ITEMS
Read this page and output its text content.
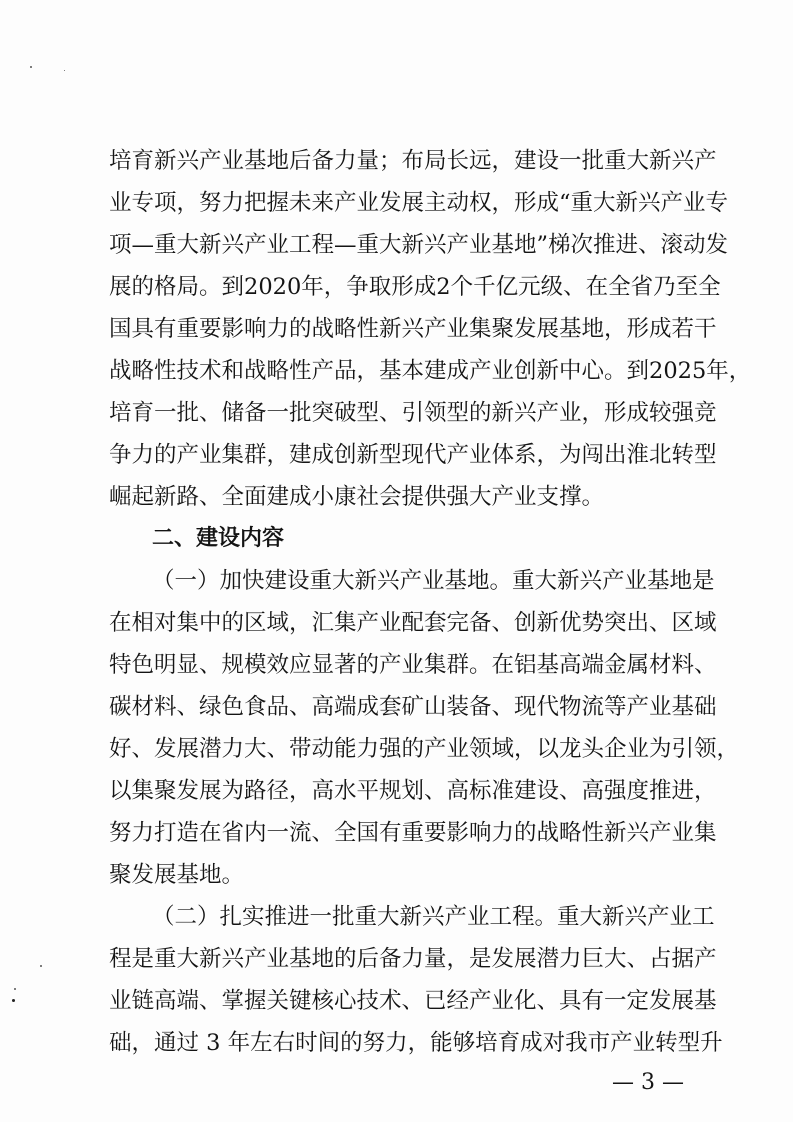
培育新兴产业基地后备力量；布局长远，建设一批重大新兴产
业专项，努力把握未来产业发展主动权，形成“重大新兴产业专
项—重大新兴产业工程—重大新兴产业基地”梯次推进、滚动发
展的格局。到2020年，争取形成2个千亿元级、在全省乃至全
国具有重要影响力的战略性新兴产业集聚发展基地，形成若干
战略性技术和战略性产品，基本建成产业创新中心。到2025年，
培育一批、储备一批突破型、引领型的新兴产业，形成较强竞
争力的产业集群，建成创新型现代产业体系，为闯出淮北转型
崛起新路、全面建成小康社会提供强大产业支撑。
二、建设内容
（一）加快建设重大新兴产业基地。重大新兴产业基地是
在相对集中的区域，汇集产业配套完备、创新优势突出、区域
特色明显、规模效应显著的产业集群。在铝基高端金属材料、
碳材料、绿色食品、高端成套矿山装备、现代物流等产业基础
好、发展潜力大、带动能力强的产业领域，以龙头企业为引领，
以集聚发展为路径，高水平规划、高标准建设、高强度推进，
努力打造在省内一流、全国有重要影响力的战略性新兴产业集
聚发展基地。
（二）扎实推进一批重大新兴产业工程。重大新兴产业工
程是重大新兴产业基地的后备力量，是发展潜力巨大、占据产
业链高端、掌握关键核心技术、已经产业化、具有一定发展基
础，通过 3 年左右时间的努力，能够培育成对我市产业转型升
— 3 —
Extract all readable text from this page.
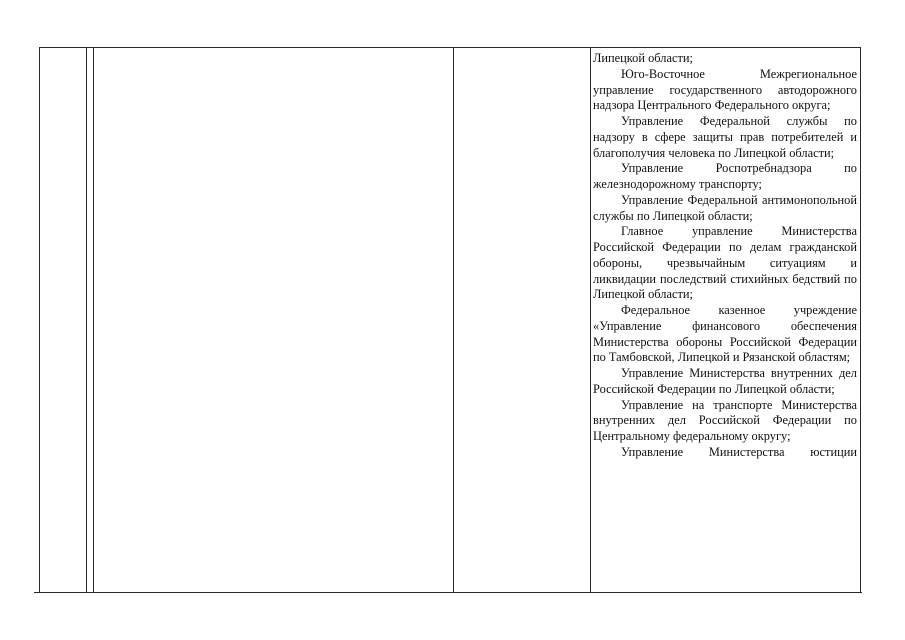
Липецкой области;

Юго-Восточное Межрегиональное управление государственного автодорожного надзора Центрального Федерального округа;

Управление Федеральной службы по надзору в сфере защиты прав потребителей и благополучия человека по Липецкой области;

Управление Роспотребнадзора по железнодорожному транспорту;

Управление Федеральной антимонопольной службы по Липецкой области;

Главное управление Министерства Российской Федерации по делам гражданской обороны, чрезвычайным ситуациям и ликвидации последствий стихийных бедствий по Липецкой области;

Федеральное казенное учреждение «Управление финансового обеспечения Министерства обороны Российской Федерации по Тамбовской, Липецкой и Рязанской областям;

Управление Министерства внутренних дел Российской Федерации по Липецкой области;

Управление на транспорте Министерства внутренних дел Российской Федерации по Центральному федеральному округу;

Управление Министерства юстиции
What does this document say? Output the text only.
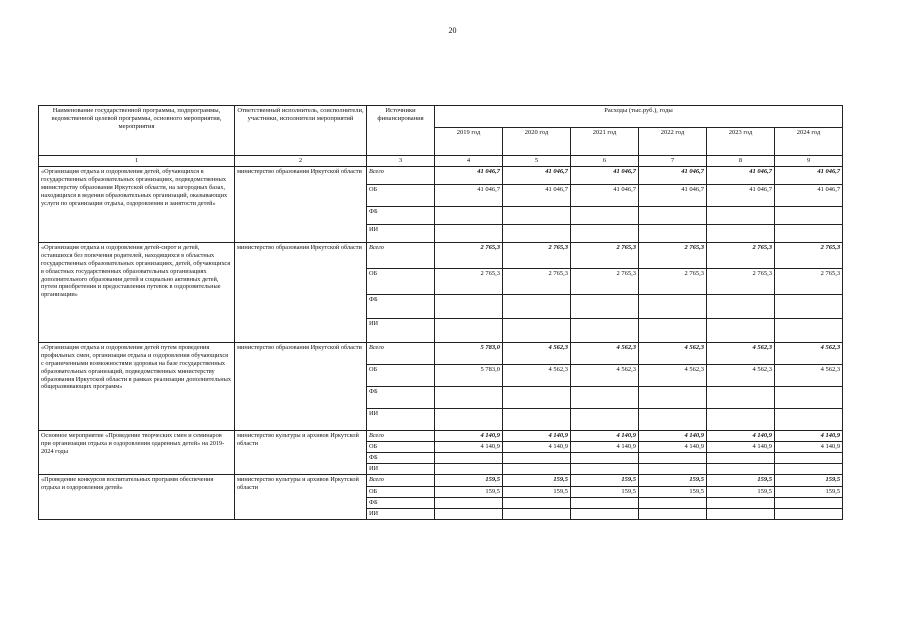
20
Наименование государственной программы, подпрограммы, ведомственной целевой программы, основного мероприятия, мероприятия	Ответственный исполнитель, соисполнители, участники, исполнители мероприятий	Источники финансирования	Расходы (тыс.руб.), годы					
			2019 год	2020 год	2021 год	2022 год	2023 год	2024 год
1	2	3	4	5	6	7	8	9
«Организация отдыха и оздоровления детей, обучающихся в государственных образовательных организациях, подведомственных министерству образования Иркутской области, на загородных базах, находящихся в ведении образовательных организаций, оказывающих услуги по организации отдыха, оздоровления и занятости детей»	министерство образования Иркутской области	Всего	41 046,7	41 046,7	41 046,7	41 046,7	41 046,7	41 046,7
		ОБ	41 046,7	41 046,7	41 046,7	41 046,7	41 046,7	41 046,7
		ФБ						
		ИИ						
«Организация отдыха и оздоровления детей-сирот и детей, оставшихся без попечения родителей, находящихся в областных государственных образовательных организациях, детей, обучающихся в областных государственных образовательных организациях дополнительного образования детей и социально активных детей, путем приобретения и предоставления путевок в оздоровительные организации»	министерство образования Иркутской области	Всего	2 765,3	2 765,3	2 765,3	2 765,3	2 765,3	2 765,3
		ОБ	2 765,3	2 765,3	2 765,3	2 765,3	2 765,3	2 765,3
		ФБ						
		ИИ						
«Организация отдыха и оздоровления детей путем проведения профильных смен, организация отдыха и оздоровления обучающихся с ограниченными возможностями здоровья на базе государственных образовательных организаций, подведомственных министерству образования Иркутской области в рамках реализации дополнительных общеразвивающих программ»	министерство образования Иркутской области	Всего	5 783,0	4 562,3	4 562,3	4 562,3	4 562,3	4 562,3
		ОБ	5 783,0	4 562,3	4 562,3	4 562,3	4 562,3	4 562,3
		ФБ						
		ИИ						
Основное мероприятие «Проведение творческих смен и семинаров при организации отдыха и оздоровления одаренных детей» на 2019-2024 годы	министерство культуры и архивов Иркутской области	Всего	4 140,9	4 140,9	4 140,9	4 140,9	4 140,9	4 140,9
		ОБ	4 140,9	4 140,9	4 140,9	4 140,9	4 140,9	4 140,9
		ФБ						
		ИИ						
«Проведение конкурсов воспитательных программ обеспечения отдыха и оздоровления детей»	министерство культуры и архивов Иркутской области	Всего	159,5	159,5	159,5	159,5	159,5	159,5
		ОБ	159,5	159,5	159,5	159,5	159,5	159,5
		ФБ						
		ИИ						
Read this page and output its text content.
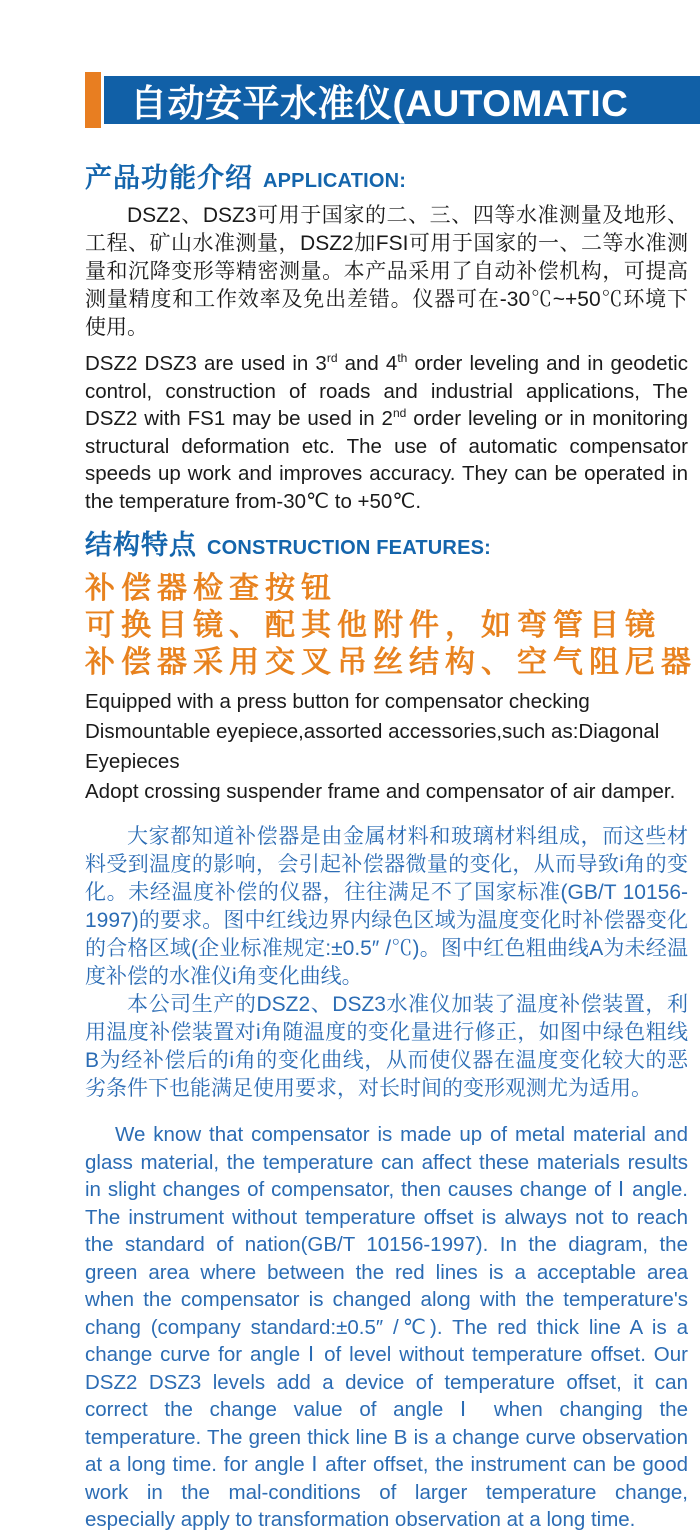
自动安平水准仪(AUTOMATIC
产品功能介绍 APPLICATION:

DSZ2、DSZ3可用于国家的二、三、四等水准测量及地形、工程、矿山水准测量，DSZ2加FSI可用于国家的一、二等水准测量和沉降变形等精密测量。本产品采用了自动补偿机构，可提高测量精度和工作效率及免出差错。仪器可在-30℃~+50℃环境下使用。

DSZ2 DSZ3 are used in 3rd and 4th order leveling and in geodetic control, construction of roads and industrial applications, The DSZ2 with FS1 may be used in 2nd order leveling or in monitoring structural deformation etc. The use of automatic compensator speeds up work and improves accuracy. They can be operated in the temperature from-30℃ to +50℃.

结构特点 CONSTRUCTION FEATURES:
补偿器检查按钮
可换目镜、配其他附件，如弯管目镜
补偿器采用交叉吊丝结构、空气阻尼器
Equipped with a press button for compensator checking
Dismountable eyepiece,assorted accessories,such as:Diagonal Eyepieces
Adopt crossing suspender frame and compensator of air damper.

大家都知道补偿器是由金属材料和玻璃材料组成，而这些材料受到温度的影响，会引起补偿器微量的变化，从而导致i角的变化。未经温度补偿的仪器，往往满足不了国家标准(GB/T 10156-1997)的要求。图中红线边界内绿色区域为温度变化时补偿器变化的合格区域(企业标准规定:±0.5″ /℃)。图中红色粗曲线A为未经温度补偿的水准仪i角变化曲线。

本公司生产的DSZ2、DSZ3水准仪加装了温度补偿装置，利用温度补偿装置对i角随温度的变化量进行修正，如图中绿色粗线B为经补偿后的i角的变化曲线，从而使仪器在温度变化较大的恶劣条件下也能满足使用要求，对长时间的变形观测尤为适用。

We know that compensator is made up of metal material and glass material, the temperature can affect these materials results in slight changes of compensator, then causes change of Ⅰ angle. The instrument without temperature offset is always not to reach the standard of nation(GB/T 10156-1997). In the diagram, the green area where between the red lines is a acceptable area when the compensator is changed along with the temperature's chang (company standard:±0.5″ /℃). The red thick line A is a change curve for angle Ⅰ of level without temperature offset. Our DSZ2 DSZ3 levels add a device of temperature offset, it can correct the change value of angle Ⅰ when changing the temperature. The green thick line B is a change curve observation at a long time. for angle Ⅰ after offset, the instrument can be good work in the mal-conditions of larger temperature change, especially apply to transformation observation at a long time.
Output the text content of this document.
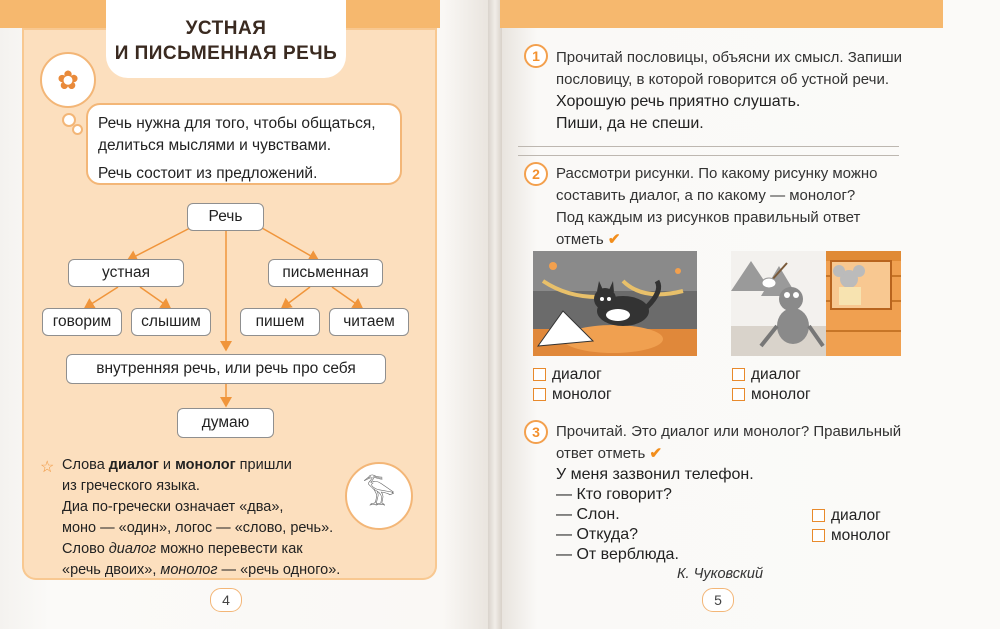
УСТНАЯ
И ПИСЬМЕННАЯ РЕЧЬ
✿

Речь нужна для того, чтобы общаться, делиться мыслями и чувствами.

Речь состоит из предложений.

Речь
устная	письменная
говорим	слышим	пишем	читаем
внутренняя речь, или речь про себя
думаю
☆ Слова диалог и монолог пришли
из греческого языка.
Диа по-гречески означает «два»,
моно — «один», логос — «слово, речь».
Слово диалог можно перевести как
«речь двоих», монолог — «речь одного».
𓅣
4
1	Прочитай пословицы, объясни их смысл. Запиши
пословицу, в которой говорится об устной речи.
Хорошую речь приятно слушать.
Пиши, да не спеши.
2	Рассмотри рисунки. По какому рисунку можно
составить диалог, а по какому — монолог?
Под каждым из рисунков правильный ответ
отметь ✔
диалог
монолог
диалог
монолог
3	Прочитай. Это диалог или монолог? Правильный
ответ отметь ✔
У меня зазвонил телефон.
— Кто говорит?
— Слон.
— Откуда?
— От верблюда.
К. Чуковский
диалог
монолог
5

THE PROBLEM
Scan the records above and report how many lines include the word "Федеральной", without any other text.

CORRECT ANSWER
2